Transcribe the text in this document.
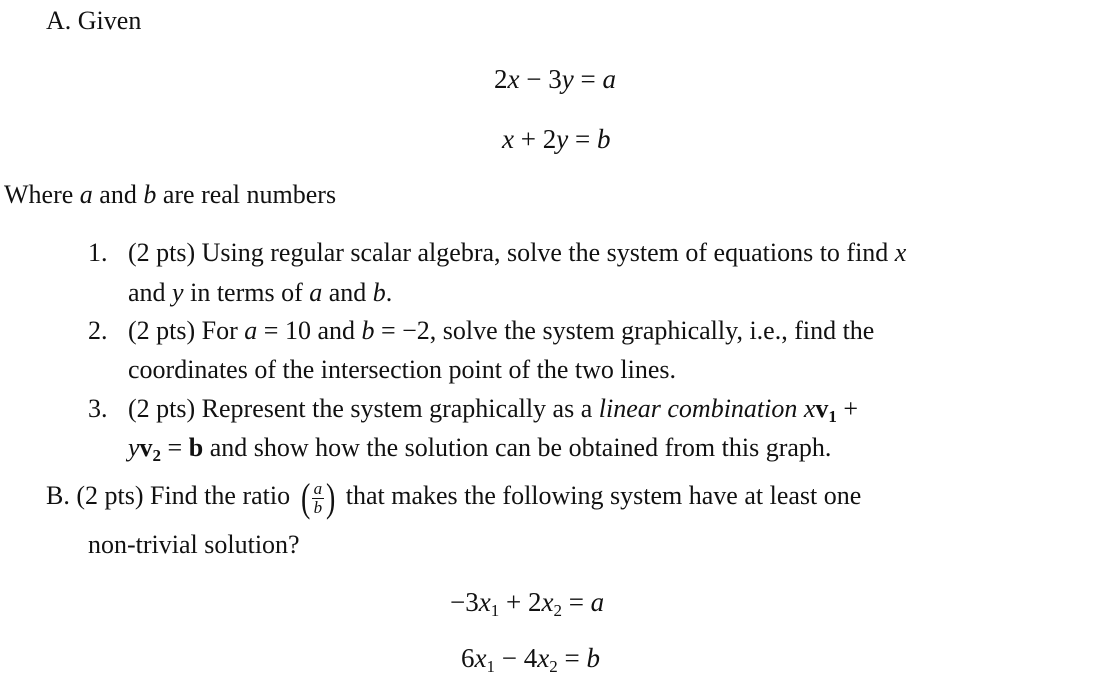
A. Given
2x − 3y = a
x + 2y = b
Where a and b are real numbers
1. (2 pts) Using regular scalar algebra, solve the system of equations to find x
and y in terms of a and b.
2. (2 pts) For a = 10 and b = −2, solve the system graphically, i.e., find the
coordinates of the intersection point of the two lines.
3. (2 pts) Represent the system graphically as a linear combination $xv_1$ +
$yv_2 = b$ and show how the solution can be obtained from this graph.
B. (2 pts) Find the ratio ( $\frac{a}{b}$ ) that makes the following system have at least one
non-trivial solution?
$-3x_1 + 2x_2 = a$
$6x_1 - 4x_2 = b$
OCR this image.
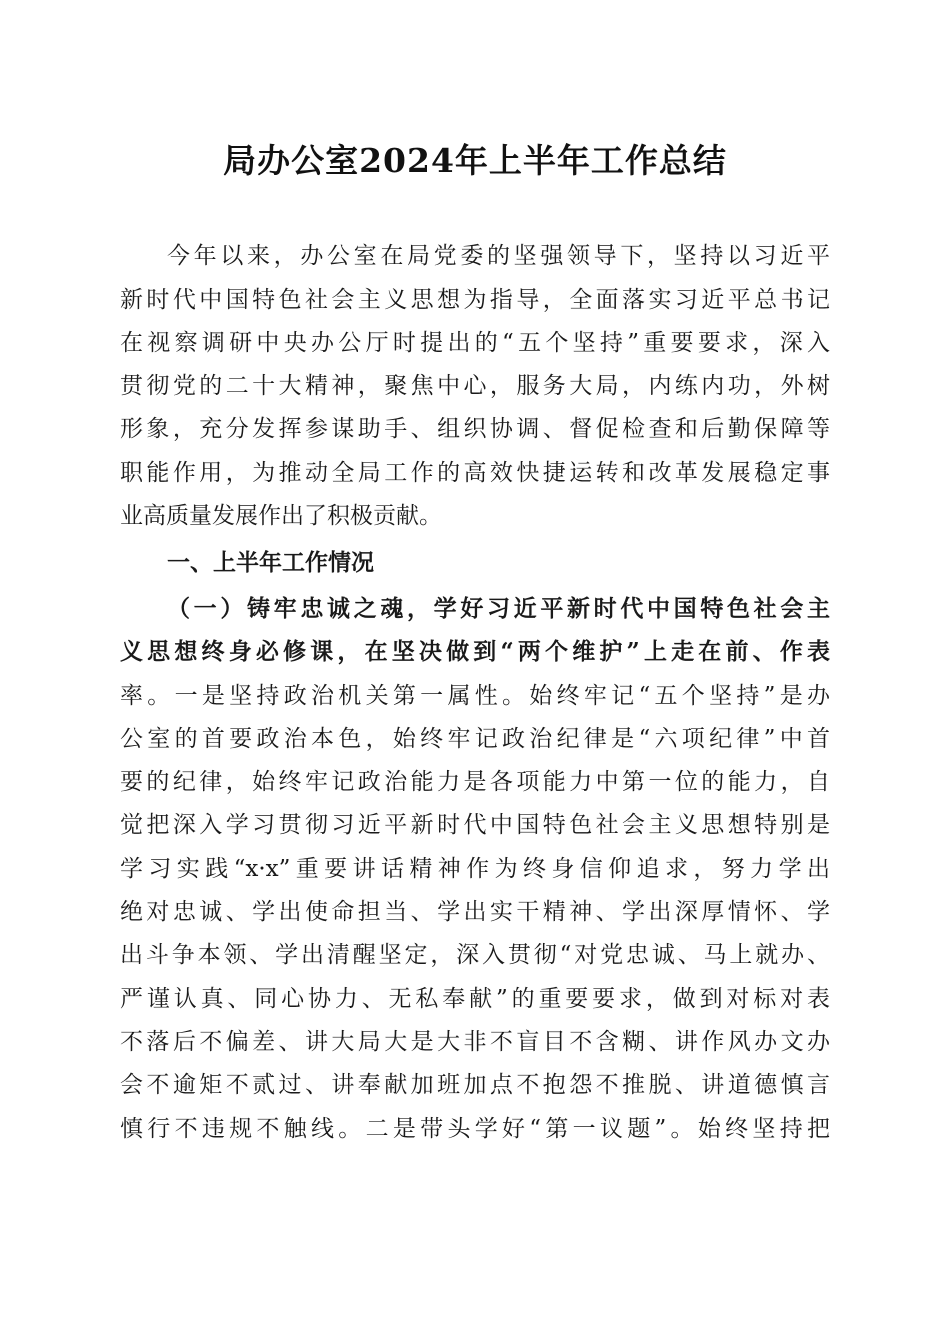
局办公室2024年上半年工作总结
今年以来，办公室在局党委的坚强领导下，坚持以习近平
新时代中国特色社会主义思想为指导，全面落实习近平总书记
在视察调研中央办公厅时提出的“五个坚持”重要要求，深入
贯彻党的二十大精神，聚焦中心，服务大局，内练内功，外树
形象，充分发挥参谋助手、组织协调、督促检查和后勤保障等
职能作用，为推动全局工作的高效快捷运转和改革发展稳定事
业高质量发展作出了积极贡献。
一、上半年工作情况
（一）铸牢忠诚之魂，学好习近平新时代中国特色社会主
义思想终身必修课，在坚决做到“两个维护”上走在前、作表
率。一是坚持政治机关第一属性。始终牢记“五个坚持”是办
公室的首要政治本色，始终牢记政治纪律是“六项纪律”中首
要的纪律，始终牢记政治能力是各项能力中第一位的能力，自
觉把深入学习贯彻习近平新时代中国特色社会主义思想特别是
学习实践“x·x”重要讲话精神作为终身信仰追求，努力学出
绝对忠诚、学出使命担当、学出实干精神、学出深厚情怀、学
出斗争本领、学出清醒坚定，深入贯彻“对党忠诚、马上就办、
严谨认真、同心协力、无私奉献”的重要要求，做到对标对表
不落后不偏差、讲大局大是大非不盲目不含糊、讲作风办文办
会不逾矩不贰过、讲奉献加班加点不抱怨不推脱、讲道德慎言
慎行不违规不触线。二是带头学好“第一议题”。始终坚持把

→ TASK: Go through the entries above and print each one exactly, minus the pictures.

→ SOLUTION FOR THIS EXERCISE:
Transcribe the text in this document.
A. Given
2x − 3y = a
x + 2y = b
Where a and b are real numbers
1. (2 pts) Using regular scalar algebra, solve the system of equations to find x
and y in terms of a and b.
2. (2 pts) For a = 10 and b = −2, solve the system graphically, i.e., find the
coordinates of the intersection point of the two lines.
3. (2 pts) Represent the system graphically as a linear combination $xv_1$ +
$yv_2 = b$ and show how the solution can be obtained from this graph.
B. (2 pts) Find the ratio ( $\frac{a}{b}$ ) that makes the following system have at least one
non-trivial solution?
$-3x_1 + 2x_2 = a$
$6x_1 - 4x_2 = b$
OCR this image.
局办公室2024年上半年工作总结
今年以来，办公室在局党委的坚强领导下，坚持以习近平
新时代中国特色社会主义思想为指导，全面落实习近平总书记
在视察调研中央办公厅时提出的“五个坚持”重要要求，深入
贯彻党的二十大精神，聚焦中心，服务大局，内练内功，外树
形象，充分发挥参谋助手、组织协调、督促检查和后勤保障等
职能作用，为推动全局工作的高效快捷运转和改革发展稳定事
业高质量发展作出了积极贡献。
一、上半年工作情况
（一）铸牢忠诚之魂，学好习近平新时代中国特色社会主
义思想终身必修课，在坚决做到“两个维护”上走在前、作表
率。一是坚持政治机关第一属性。始终牢记“五个坚持”是办
公室的首要政治本色，始终牢记政治纪律是“六项纪律”中首
要的纪律，始终牢记政治能力是各项能力中第一位的能力，自
觉把深入学习贯彻习近平新时代中国特色社会主义思想特别是
学习实践“x·x”重要讲话精神作为终身信仰追求，努力学出
绝对忠诚、学出使命担当、学出实干精神、学出深厚情怀、学
出斗争本领、学出清醒坚定，深入贯彻“对党忠诚、马上就办、
严谨认真、同心协力、无私奉献”的重要要求，做到对标对表
不落后不偏差、讲大局大是大非不盲目不含糊、讲作风办文办
会不逾矩不贰过、讲奉献加班加点不抱怨不推脱、讲道德慎言
慎行不违规不触线。二是带头学好“第一议题”。始终坚持把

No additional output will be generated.